Required task:
Search the material below for the word "Regulacja" and copy every line in which it occurs.

Material:
═══
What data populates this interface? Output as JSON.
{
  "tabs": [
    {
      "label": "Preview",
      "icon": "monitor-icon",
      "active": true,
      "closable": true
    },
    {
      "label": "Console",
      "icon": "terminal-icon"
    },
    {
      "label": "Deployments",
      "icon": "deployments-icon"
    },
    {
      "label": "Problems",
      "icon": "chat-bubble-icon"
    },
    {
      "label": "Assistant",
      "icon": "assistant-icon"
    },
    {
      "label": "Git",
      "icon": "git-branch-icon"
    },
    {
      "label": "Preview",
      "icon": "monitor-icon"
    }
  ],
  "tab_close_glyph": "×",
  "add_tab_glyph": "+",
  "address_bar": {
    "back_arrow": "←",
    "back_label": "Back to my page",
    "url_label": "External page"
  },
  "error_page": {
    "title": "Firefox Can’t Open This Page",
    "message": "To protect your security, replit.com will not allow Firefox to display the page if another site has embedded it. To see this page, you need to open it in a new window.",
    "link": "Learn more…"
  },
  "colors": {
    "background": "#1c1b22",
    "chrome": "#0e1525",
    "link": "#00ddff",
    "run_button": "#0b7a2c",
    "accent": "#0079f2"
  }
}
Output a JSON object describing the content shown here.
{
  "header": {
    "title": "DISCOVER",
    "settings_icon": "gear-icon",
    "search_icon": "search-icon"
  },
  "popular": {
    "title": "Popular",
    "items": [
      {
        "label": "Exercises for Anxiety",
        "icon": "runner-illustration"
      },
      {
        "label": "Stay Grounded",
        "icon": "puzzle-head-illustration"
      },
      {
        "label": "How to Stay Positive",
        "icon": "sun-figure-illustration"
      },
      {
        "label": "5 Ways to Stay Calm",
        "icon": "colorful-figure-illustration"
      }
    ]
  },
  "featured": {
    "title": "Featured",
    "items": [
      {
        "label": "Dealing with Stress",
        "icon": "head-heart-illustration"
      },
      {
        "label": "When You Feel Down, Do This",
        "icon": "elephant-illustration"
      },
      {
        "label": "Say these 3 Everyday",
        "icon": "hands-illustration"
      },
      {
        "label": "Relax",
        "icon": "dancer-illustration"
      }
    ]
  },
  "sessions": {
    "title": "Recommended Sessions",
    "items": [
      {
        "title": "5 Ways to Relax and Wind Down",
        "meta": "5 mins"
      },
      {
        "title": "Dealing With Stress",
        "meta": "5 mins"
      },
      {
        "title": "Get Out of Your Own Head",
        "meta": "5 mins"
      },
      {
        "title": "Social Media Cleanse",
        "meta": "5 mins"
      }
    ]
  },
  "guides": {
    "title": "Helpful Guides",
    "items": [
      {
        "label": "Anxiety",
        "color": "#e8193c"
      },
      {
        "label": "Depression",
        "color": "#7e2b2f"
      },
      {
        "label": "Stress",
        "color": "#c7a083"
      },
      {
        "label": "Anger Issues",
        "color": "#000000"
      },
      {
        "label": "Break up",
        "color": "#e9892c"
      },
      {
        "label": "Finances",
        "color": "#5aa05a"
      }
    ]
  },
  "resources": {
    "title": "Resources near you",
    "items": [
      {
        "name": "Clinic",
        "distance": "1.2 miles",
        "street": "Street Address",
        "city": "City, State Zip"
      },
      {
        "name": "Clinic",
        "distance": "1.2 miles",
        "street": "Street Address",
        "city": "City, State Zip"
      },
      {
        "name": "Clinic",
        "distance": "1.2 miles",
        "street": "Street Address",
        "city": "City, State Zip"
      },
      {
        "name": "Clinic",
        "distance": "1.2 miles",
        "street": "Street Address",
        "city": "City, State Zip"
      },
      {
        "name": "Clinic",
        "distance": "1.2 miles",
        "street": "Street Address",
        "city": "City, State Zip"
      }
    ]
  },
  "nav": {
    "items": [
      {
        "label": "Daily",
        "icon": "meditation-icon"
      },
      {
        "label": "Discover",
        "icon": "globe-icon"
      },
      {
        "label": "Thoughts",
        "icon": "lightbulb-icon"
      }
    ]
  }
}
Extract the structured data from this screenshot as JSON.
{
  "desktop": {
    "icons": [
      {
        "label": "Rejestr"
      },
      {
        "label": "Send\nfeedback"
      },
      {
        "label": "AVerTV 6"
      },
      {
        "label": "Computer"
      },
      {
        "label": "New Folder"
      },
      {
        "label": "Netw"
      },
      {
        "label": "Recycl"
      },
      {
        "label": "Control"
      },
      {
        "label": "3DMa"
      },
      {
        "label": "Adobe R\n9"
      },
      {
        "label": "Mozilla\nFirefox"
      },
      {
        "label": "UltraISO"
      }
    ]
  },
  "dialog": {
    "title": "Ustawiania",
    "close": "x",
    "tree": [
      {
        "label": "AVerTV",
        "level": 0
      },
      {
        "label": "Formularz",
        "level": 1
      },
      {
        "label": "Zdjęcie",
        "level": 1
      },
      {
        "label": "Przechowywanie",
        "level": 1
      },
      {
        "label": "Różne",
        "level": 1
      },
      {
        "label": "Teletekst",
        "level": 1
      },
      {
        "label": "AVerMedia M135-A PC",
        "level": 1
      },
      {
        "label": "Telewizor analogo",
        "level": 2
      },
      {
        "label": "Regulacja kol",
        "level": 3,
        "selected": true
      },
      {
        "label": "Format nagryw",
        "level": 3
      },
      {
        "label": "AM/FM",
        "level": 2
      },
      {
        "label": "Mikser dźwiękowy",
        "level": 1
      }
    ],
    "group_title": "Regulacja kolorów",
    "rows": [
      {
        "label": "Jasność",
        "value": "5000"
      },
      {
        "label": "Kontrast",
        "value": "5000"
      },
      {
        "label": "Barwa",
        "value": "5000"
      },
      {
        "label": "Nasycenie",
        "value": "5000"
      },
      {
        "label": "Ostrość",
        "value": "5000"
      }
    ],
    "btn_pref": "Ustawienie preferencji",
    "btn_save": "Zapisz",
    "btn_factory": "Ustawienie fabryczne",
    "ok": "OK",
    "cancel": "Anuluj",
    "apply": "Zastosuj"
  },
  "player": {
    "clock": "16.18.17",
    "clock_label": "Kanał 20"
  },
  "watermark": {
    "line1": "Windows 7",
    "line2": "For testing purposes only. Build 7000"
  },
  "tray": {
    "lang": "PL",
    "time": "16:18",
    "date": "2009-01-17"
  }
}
═══
Task answer:
        "label": "Regulacja kol",
    "group_title": "Regulacja kolorów",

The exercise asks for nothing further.